* Start THE RECORDS *

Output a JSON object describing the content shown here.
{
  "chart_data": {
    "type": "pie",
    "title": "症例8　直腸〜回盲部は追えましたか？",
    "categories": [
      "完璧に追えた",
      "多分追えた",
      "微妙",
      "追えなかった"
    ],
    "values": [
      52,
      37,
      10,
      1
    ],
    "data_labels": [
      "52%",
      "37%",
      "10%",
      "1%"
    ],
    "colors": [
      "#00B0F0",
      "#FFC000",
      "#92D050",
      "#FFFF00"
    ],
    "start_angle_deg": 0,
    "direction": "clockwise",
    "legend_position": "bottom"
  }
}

* End THE RECORDS *

## AIM OF THE TASK
The lines above should be duplicated exactly.

## TASK RESPONSE
Output a JSON object describing the content shown here.
{
  "chart_data": {
    "type": "pie",
    "title": "症例8　直腸〜回盲部は追えましたか？",
    "categories": [
      "完璧に追えた",
      "多分追えた",
      "微妙",
      "追えなかった"
    ],
    "values": [
      52,
      37,
      10,
      1
    ],
    "data_labels": [
      "52%",
      "37%",
      "10%",
      "1%"
    ],
    "colors": [
      "#00B0F0",
      "#FFC000",
      "#92D050",
      "#FFFF00"
    ],
    "start_angle_deg": 0,
    "direction": "clockwise",
    "legend_position": "bottom"
  }
}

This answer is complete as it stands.